Request:
Only lines with the word "thuis" are needed; collect each of them from the listing below.

Raw data:
-=-=-=-=-
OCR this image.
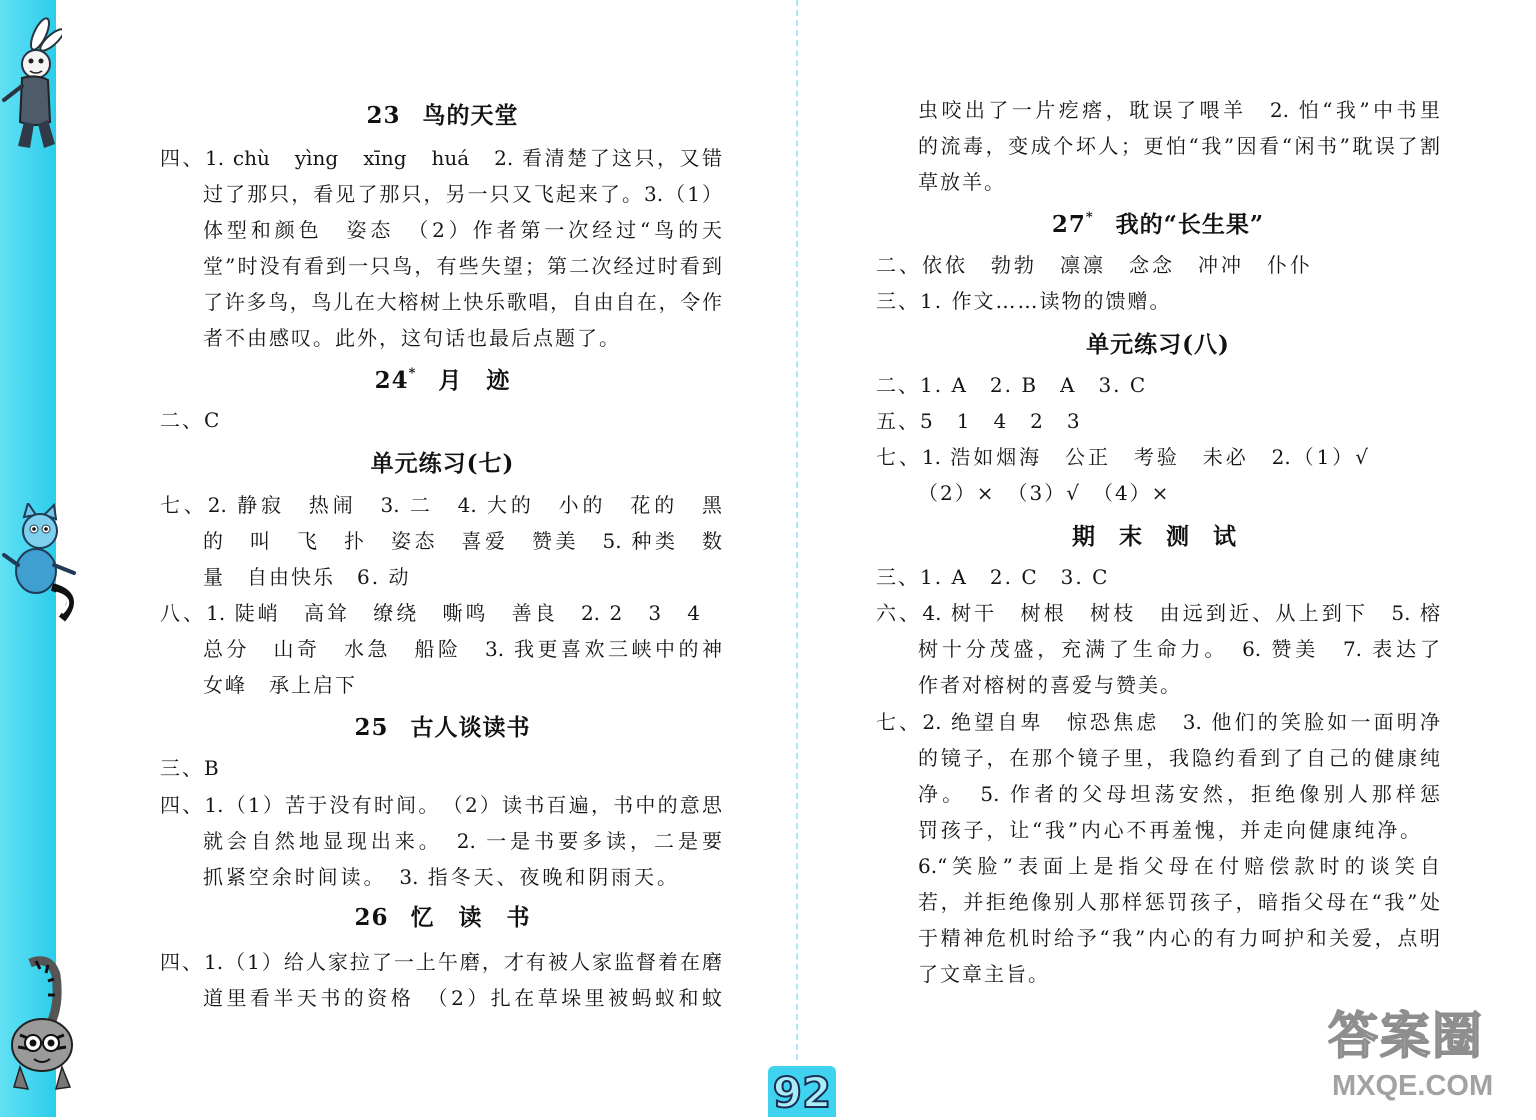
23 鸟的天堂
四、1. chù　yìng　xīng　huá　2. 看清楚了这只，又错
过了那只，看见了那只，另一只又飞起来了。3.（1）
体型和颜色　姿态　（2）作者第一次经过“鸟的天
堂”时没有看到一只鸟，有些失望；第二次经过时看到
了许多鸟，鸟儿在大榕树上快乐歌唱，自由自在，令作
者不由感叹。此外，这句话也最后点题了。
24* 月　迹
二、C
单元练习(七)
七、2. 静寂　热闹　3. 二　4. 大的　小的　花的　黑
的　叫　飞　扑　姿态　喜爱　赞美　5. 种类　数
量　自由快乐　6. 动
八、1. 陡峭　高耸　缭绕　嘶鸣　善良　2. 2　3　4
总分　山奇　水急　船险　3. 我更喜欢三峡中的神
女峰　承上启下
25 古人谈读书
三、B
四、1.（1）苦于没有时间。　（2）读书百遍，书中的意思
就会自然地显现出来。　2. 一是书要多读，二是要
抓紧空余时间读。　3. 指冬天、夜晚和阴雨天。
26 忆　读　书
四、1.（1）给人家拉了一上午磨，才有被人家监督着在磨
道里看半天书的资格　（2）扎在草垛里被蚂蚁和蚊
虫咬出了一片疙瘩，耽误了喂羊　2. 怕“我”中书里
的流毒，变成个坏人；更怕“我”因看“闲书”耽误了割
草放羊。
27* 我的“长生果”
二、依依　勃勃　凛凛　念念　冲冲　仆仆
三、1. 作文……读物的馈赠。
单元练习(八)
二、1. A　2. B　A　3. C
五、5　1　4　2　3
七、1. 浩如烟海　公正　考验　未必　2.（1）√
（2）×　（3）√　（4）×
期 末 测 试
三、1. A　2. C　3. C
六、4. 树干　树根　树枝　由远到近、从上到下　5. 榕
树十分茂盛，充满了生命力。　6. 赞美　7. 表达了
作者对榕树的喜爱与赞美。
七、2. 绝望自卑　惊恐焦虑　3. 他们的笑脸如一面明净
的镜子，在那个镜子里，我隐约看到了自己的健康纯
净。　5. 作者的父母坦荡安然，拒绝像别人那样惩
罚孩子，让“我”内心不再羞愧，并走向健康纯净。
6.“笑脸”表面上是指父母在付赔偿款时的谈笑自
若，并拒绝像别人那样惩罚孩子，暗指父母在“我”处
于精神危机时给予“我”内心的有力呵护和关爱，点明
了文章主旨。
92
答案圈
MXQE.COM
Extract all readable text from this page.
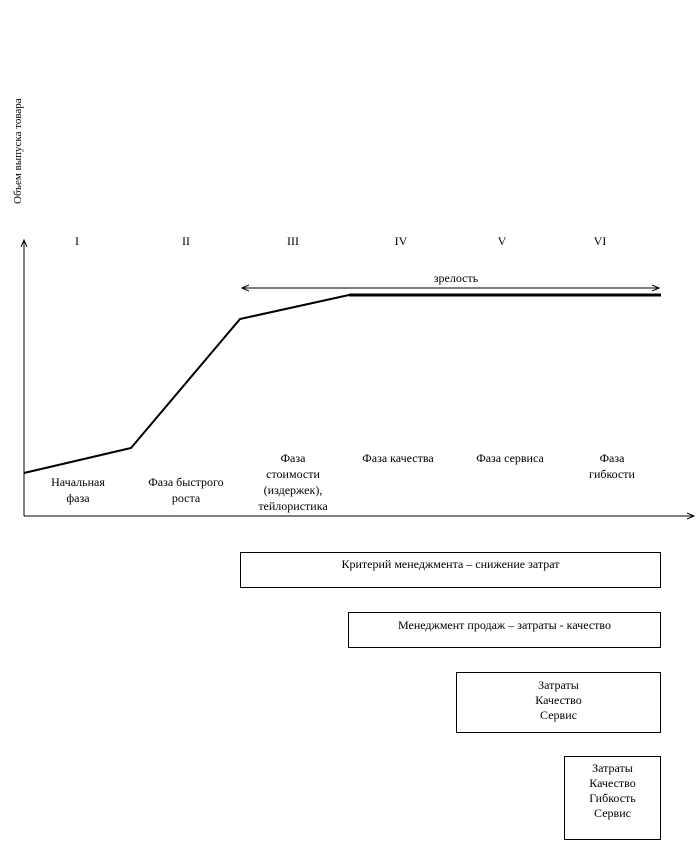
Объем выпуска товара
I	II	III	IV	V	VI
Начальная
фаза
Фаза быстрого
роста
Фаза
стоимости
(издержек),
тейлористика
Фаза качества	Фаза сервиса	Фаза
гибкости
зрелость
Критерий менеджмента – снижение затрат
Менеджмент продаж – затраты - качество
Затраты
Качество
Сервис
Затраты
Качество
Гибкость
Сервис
-=-=-=-=-
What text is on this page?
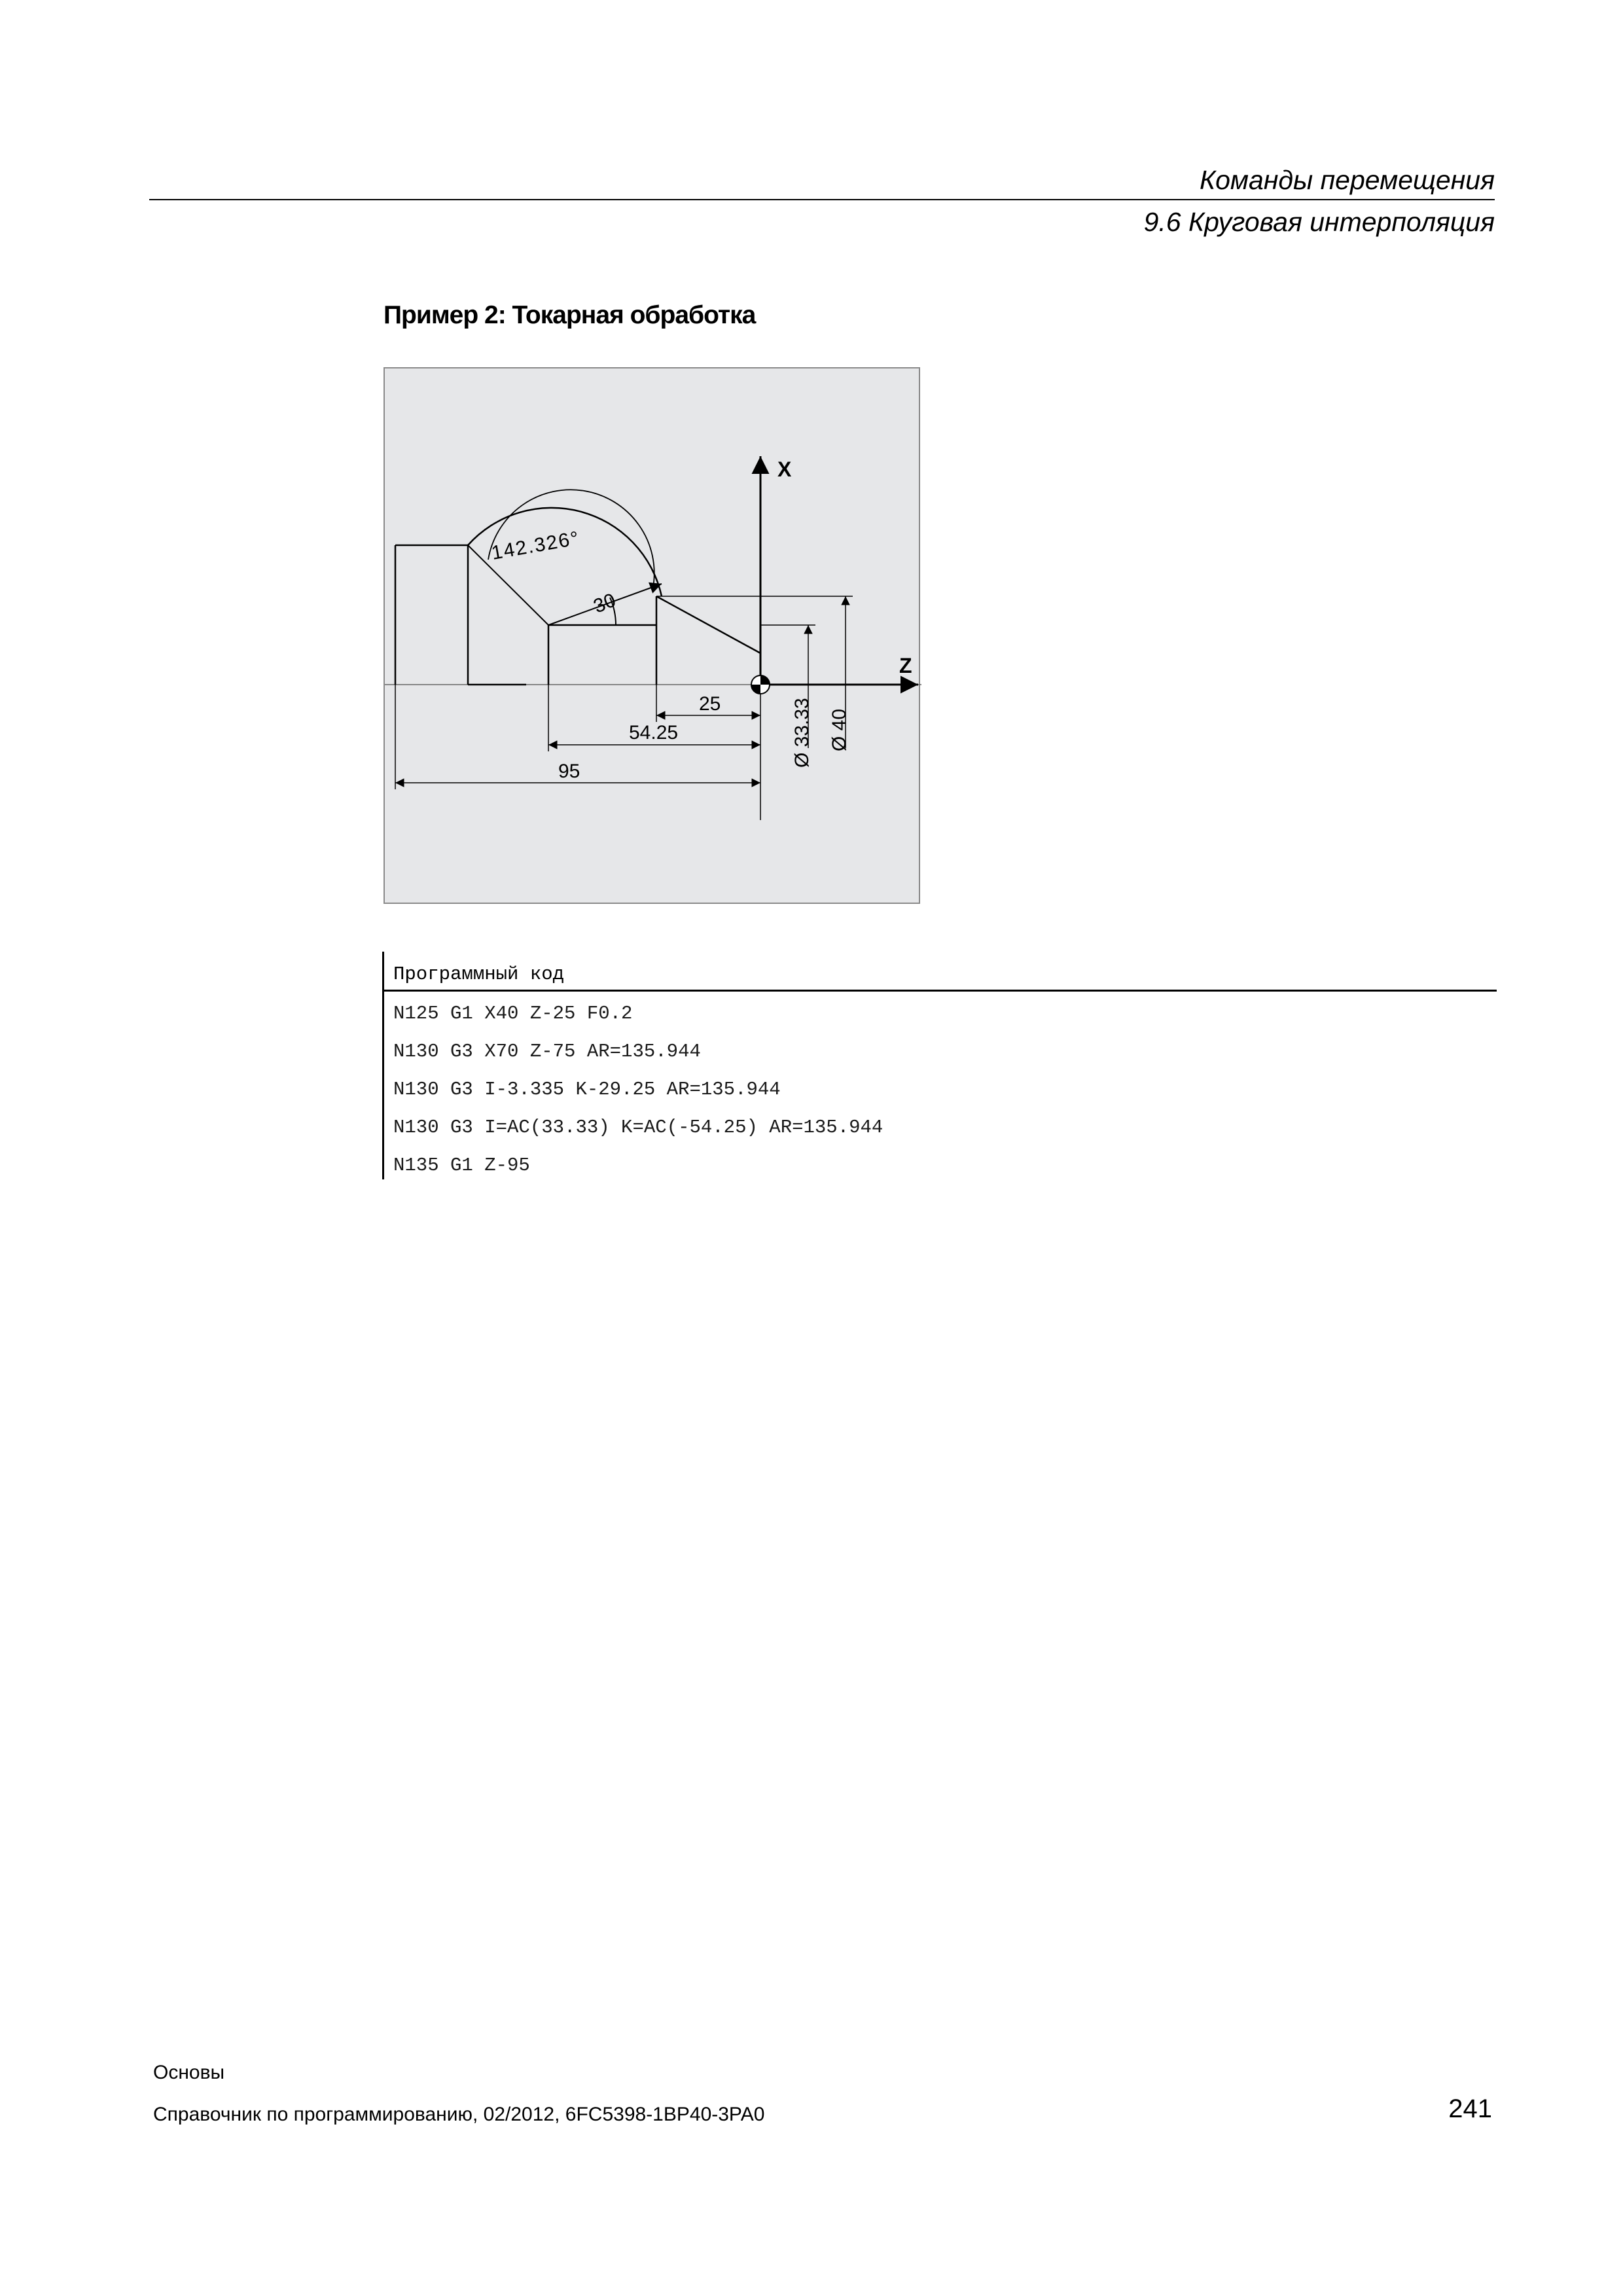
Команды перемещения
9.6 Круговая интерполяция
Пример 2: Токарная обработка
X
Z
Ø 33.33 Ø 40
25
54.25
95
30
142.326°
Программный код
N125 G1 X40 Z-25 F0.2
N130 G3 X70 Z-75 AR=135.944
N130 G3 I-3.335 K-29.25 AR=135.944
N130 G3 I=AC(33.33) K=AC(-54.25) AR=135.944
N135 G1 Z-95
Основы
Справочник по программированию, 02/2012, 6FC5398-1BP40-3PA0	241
-=-=-=-=-
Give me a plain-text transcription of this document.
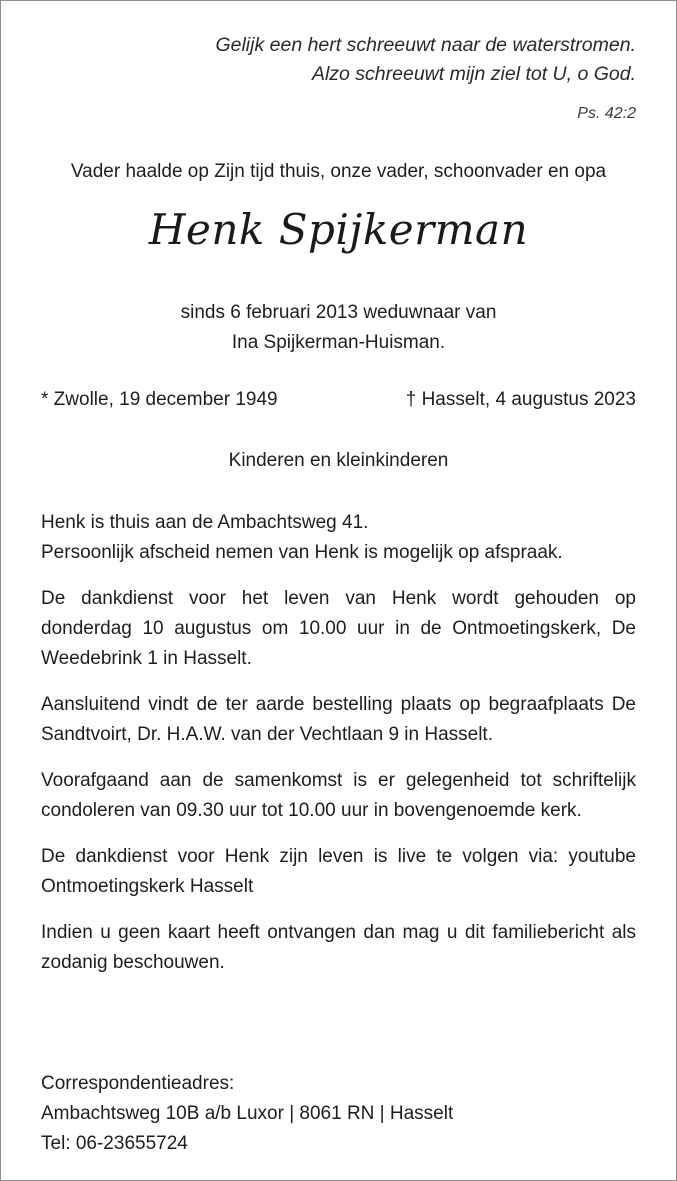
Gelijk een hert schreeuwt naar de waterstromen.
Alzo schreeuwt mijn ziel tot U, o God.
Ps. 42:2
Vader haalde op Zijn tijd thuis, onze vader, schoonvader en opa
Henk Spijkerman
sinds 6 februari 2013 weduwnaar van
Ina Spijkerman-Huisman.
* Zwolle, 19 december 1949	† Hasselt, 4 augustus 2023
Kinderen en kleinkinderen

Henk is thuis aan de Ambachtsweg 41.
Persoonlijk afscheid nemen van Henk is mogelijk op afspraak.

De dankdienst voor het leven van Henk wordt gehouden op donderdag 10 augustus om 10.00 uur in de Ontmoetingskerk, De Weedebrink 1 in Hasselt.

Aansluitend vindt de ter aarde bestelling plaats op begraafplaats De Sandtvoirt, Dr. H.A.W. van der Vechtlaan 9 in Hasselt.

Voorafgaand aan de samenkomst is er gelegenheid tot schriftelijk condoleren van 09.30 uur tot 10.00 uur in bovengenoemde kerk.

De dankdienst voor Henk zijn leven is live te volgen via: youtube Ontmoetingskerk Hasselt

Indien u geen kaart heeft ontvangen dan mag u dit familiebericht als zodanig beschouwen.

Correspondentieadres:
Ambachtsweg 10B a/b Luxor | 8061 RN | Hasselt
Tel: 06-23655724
-=-=-=-=-
Answer to this problem:
Vader haalde op Zijn tijd thuis, onze vader, schoonvader en opa
Henk is thuis aan de Ambachtsweg 41.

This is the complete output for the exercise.